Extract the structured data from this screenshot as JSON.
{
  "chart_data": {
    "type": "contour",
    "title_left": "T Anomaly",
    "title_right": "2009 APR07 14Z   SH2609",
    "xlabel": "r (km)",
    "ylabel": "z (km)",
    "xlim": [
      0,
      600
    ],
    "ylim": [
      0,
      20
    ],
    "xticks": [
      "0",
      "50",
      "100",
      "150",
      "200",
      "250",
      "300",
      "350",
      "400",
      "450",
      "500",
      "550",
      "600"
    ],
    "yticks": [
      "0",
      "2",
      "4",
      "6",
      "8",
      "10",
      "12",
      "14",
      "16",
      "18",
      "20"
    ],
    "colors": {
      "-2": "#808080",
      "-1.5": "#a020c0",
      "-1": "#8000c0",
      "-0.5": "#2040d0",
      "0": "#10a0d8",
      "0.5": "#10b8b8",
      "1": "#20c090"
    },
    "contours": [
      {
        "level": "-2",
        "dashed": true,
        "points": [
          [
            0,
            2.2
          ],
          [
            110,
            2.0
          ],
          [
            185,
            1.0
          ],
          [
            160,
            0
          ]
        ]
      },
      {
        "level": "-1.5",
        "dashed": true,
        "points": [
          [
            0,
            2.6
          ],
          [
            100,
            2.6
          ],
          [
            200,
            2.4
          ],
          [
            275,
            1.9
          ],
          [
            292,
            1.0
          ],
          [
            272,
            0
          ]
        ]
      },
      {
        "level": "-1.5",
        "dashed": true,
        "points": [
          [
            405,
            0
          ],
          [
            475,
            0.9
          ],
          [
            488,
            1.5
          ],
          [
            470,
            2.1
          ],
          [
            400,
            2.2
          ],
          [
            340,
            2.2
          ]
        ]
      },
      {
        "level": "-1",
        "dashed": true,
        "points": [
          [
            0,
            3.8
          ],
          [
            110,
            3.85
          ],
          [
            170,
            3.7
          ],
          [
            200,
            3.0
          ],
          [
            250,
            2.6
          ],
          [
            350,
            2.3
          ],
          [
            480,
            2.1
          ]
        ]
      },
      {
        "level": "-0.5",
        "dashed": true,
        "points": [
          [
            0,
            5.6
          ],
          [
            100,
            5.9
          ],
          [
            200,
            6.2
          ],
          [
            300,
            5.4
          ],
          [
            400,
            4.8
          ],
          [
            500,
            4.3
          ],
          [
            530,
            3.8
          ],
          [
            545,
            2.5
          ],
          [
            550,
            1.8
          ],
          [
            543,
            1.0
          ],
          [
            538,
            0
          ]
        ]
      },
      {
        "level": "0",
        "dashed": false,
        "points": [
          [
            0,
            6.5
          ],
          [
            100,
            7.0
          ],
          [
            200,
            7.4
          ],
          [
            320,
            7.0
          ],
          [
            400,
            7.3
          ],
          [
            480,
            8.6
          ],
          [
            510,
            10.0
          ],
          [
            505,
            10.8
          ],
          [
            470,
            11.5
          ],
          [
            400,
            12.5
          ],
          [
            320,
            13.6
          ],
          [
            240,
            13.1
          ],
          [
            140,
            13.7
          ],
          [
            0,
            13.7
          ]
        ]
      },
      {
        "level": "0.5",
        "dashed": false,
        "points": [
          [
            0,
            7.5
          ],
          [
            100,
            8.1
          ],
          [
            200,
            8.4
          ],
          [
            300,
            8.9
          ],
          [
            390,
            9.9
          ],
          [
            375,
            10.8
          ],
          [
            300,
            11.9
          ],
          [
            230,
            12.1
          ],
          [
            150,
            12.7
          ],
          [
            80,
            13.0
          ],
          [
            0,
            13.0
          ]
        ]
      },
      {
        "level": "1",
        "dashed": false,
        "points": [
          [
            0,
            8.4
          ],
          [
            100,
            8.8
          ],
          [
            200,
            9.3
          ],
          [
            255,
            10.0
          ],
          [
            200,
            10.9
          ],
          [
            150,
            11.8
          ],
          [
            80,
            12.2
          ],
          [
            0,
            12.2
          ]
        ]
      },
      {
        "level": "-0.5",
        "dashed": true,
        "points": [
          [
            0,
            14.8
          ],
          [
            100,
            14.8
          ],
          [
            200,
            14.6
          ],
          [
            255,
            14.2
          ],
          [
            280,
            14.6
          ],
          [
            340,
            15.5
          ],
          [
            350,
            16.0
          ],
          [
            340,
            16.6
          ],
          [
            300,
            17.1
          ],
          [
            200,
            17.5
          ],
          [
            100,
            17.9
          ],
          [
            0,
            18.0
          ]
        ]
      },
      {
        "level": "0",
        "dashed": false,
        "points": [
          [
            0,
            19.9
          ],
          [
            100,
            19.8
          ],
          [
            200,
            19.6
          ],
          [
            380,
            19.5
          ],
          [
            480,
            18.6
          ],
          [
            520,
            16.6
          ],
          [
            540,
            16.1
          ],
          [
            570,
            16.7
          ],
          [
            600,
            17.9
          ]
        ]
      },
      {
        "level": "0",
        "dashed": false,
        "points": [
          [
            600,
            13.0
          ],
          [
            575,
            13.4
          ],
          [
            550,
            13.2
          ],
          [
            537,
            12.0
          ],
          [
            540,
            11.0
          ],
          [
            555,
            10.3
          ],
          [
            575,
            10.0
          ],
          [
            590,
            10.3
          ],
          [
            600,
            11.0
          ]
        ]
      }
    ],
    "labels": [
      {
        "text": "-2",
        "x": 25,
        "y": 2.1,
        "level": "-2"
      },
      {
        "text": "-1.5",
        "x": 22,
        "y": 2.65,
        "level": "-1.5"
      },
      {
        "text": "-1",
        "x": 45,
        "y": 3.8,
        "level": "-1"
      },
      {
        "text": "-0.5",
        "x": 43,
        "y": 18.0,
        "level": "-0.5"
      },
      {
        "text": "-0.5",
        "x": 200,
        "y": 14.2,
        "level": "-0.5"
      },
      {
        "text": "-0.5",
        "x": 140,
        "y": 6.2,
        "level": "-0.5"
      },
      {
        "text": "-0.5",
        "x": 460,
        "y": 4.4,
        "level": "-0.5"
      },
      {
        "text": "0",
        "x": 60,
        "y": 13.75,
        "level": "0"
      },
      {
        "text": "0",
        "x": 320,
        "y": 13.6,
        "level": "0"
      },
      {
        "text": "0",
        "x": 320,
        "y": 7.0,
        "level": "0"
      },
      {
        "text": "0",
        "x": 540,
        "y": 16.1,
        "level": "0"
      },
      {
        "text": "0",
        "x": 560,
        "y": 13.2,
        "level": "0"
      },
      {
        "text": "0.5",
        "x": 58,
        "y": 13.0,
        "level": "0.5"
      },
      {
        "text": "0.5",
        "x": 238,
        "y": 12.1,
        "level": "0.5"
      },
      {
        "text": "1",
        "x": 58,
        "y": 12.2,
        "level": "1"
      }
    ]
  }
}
══════════════════════════════
*DO THIS*. What do the records say? Quote them all exactly.

*COMPLETED TASK*.
Extract the structured data from this screenshot as JSON.
{
  "chart_data": {
    "type": "contour",
    "title_left": "T Anomaly",
    "title_right": "2009 APR07 14Z   SH2609",
    "xlabel": "r (km)",
    "ylabel": "z (km)",
    "xlim": [
      0,
      600
    ],
    "ylim": [
      0,
      20
    ],
    "xticks": [
      "0",
      "50",
      "100",
      "150",
      "200",
      "250",
      "300",
      "350",
      "400",
      "450",
      "500",
      "550",
      "600"
    ],
    "yticks": [
      "0",
      "2",
      "4",
      "6",
      "8",
      "10",
      "12",
      "14",
      "16",
      "18",
      "20"
    ],
    "colors": {
      "-2": "#808080",
      "-1.5": "#a020c0",
      "-1": "#8000c0",
      "-0.5": "#2040d0",
      "0": "#10a0d8",
      "0.5": "#10b8b8",
      "1": "#20c090"
    },
    "contours": [
      {
        "level": "-2",
        "dashed": true,
        "points": [
          [
            0,
            2.2
          ],
          [
            110,
            2.0
          ],
          [
            185,
            1.0
          ],
          [
            160,
            0
          ]
        ]
      },
      {
        "level": "-1.5",
        "dashed": true,
        "points": [
          [
            0,
            2.6
          ],
          [
            100,
            2.6
          ],
          [
            200,
            2.4
          ],
          [
            275,
            1.9
          ],
          [
            292,
            1.0
          ],
          [
            272,
            0
          ]
        ]
      },
      {
        "level": "-1.5",
        "dashed": true,
        "points": [
          [
            405,
            0
          ],
          [
            475,
            0.9
          ],
          [
            488,
            1.5
          ],
          [
            470,
            2.1
          ],
          [
            400,
            2.2
          ],
          [
            340,
            2.2
          ]
        ]
      },
      {
        "level": "-1",
        "dashed": true,
        "points": [
          [
            0,
            3.8
          ],
          [
            110,
            3.85
          ],
          [
            170,
            3.7
          ],
          [
            200,
            3.0
          ],
          [
            250,
            2.6
          ],
          [
            350,
            2.3
          ],
          [
            480,
            2.1
          ]
        ]
      },
      {
        "level": "-0.5",
        "dashed": true,
        "points": [
          [
            0,
            5.6
          ],
          [
            100,
            5.9
          ],
          [
            200,
            6.2
          ],
          [
            300,
            5.4
          ],
          [
            400,
            4.8
          ],
          [
            500,
            4.3
          ],
          [
            530,
            3.8
          ],
          [
            545,
            2.5
          ],
          [
            550,
            1.8
          ],
          [
            543,
            1.0
          ],
          [
            538,
            0
          ]
        ]
      },
      {
        "level": "0",
        "dashed": false,
        "points": [
          [
            0,
            6.5
          ],
          [
            100,
            7.0
          ],
          [
            200,
            7.4
          ],
          [
            320,
            7.0
          ],
          [
            400,
            7.3
          ],
          [
            480,
            8.6
          ],
          [
            510,
            10.0
          ],
          [
            505,
            10.8
          ],
          [
            470,
            11.5
          ],
          [
            400,
            12.5
          ],
          [
            320,
            13.6
          ],
          [
            240,
            13.1
          ],
          [
            140,
            13.7
          ],
          [
            0,
            13.7
          ]
        ]
      },
      {
        "level": "0.5",
        "dashed": false,
        "points": [
          [
            0,
            7.5
          ],
          [
            100,
            8.1
          ],
          [
            200,
            8.4
          ],
          [
            300,
            8.9
          ],
          [
            390,
            9.9
          ],
          [
            375,
            10.8
          ],
          [
            300,
            11.9
          ],
          [
            230,
            12.1
          ],
          [
            150,
            12.7
          ],
          [
            80,
            13.0
          ],
          [
            0,
            13.0
          ]
        ]
      },
      {
        "level": "1",
        "dashed": false,
        "points": [
          [
            0,
            8.4
          ],
          [
            100,
            8.8
          ],
          [
            200,
            9.3
          ],
          [
            255,
            10.0
          ],
          [
            200,
            10.9
          ],
          [
            150,
            11.8
          ],
          [
            80,
            12.2
          ],
          [
            0,
            12.2
          ]
        ]
      },
      {
        "level": "-0.5",
        "dashed": true,
        "points": [
          [
            0,
            14.8
          ],
          [
            100,
            14.8
          ],
          [
            200,
            14.6
          ],
          [
            255,
            14.2
          ],
          [
            280,
            14.6
          ],
          [
            340,
            15.5
          ],
          [
            350,
            16.0
          ],
          [
            340,
            16.6
          ],
          [
            300,
            17.1
          ],
          [
            200,
            17.5
          ],
          [
            100,
            17.9
          ],
          [
            0,
            18.0
          ]
        ]
      },
      {
        "level": "0",
        "dashed": false,
        "points": [
          [
            0,
            19.9
          ],
          [
            100,
            19.8
          ],
          [
            200,
            19.6
          ],
          [
            380,
            19.5
          ],
          [
            480,
            18.6
          ],
          [
            520,
            16.6
          ],
          [
            540,
            16.1
          ],
          [
            570,
            16.7
          ],
          [
            600,
            17.9
          ]
        ]
      },
      {
        "level": "0",
        "dashed": false,
        "points": [
          [
            600,
            13.0
          ],
          [
            575,
            13.4
          ],
          [
            550,
            13.2
          ],
          [
            537,
            12.0
          ],
          [
            540,
            11.0
          ],
          [
            555,
            10.3
          ],
          [
            575,
            10.0
          ],
          [
            590,
            10.3
          ],
          [
            600,
            11.0
          ]
        ]
      }
    ],
    "labels": [
      {
        "text": "-2",
        "x": 25,
        "y": 2.1,
        "level": "-2"
      },
      {
        "text": "-1.5",
        "x": 22,
        "y": 2.65,
        "level": "-1.5"
      },
      {
        "text": "-1",
        "x": 45,
        "y": 3.8,
        "level": "-1"
      },
      {
        "text": "-0.5",
        "x": 43,
        "y": 18.0,
        "level": "-0.5"
      },
      {
        "text": "-0.5",
        "x": 200,
        "y": 14.2,
        "level": "-0.5"
      },
      {
        "text": "-0.5",
        "x": 140,
        "y": 6.2,
        "level": "-0.5"
      },
      {
        "text": "-0.5",
        "x": 460,
        "y": 4.4,
        "level": "-0.5"
      },
      {
        "text": "0",
        "x": 60,
        "y": 13.75,
        "level": "0"
      },
      {
        "text": "0",
        "x": 320,
        "y": 13.6,
        "level": "0"
      },
      {
        "text": "0",
        "x": 320,
        "y": 7.0,
        "level": "0"
      },
      {
        "text": "0",
        "x": 540,
        "y": 16.1,
        "level": "0"
      },
      {
        "text": "0",
        "x": 560,
        "y": 13.2,
        "level": "0"
      },
      {
        "text": "0.5",
        "x": 58,
        "y": 13.0,
        "level": "0.5"
      },
      {
        "text": "0.5",
        "x": 238,
        "y": 12.1,
        "level": "0.5"
      },
      {
        "text": "1",
        "x": 58,
        "y": 12.2,
        "level": "1"
      }
    ]
  }
}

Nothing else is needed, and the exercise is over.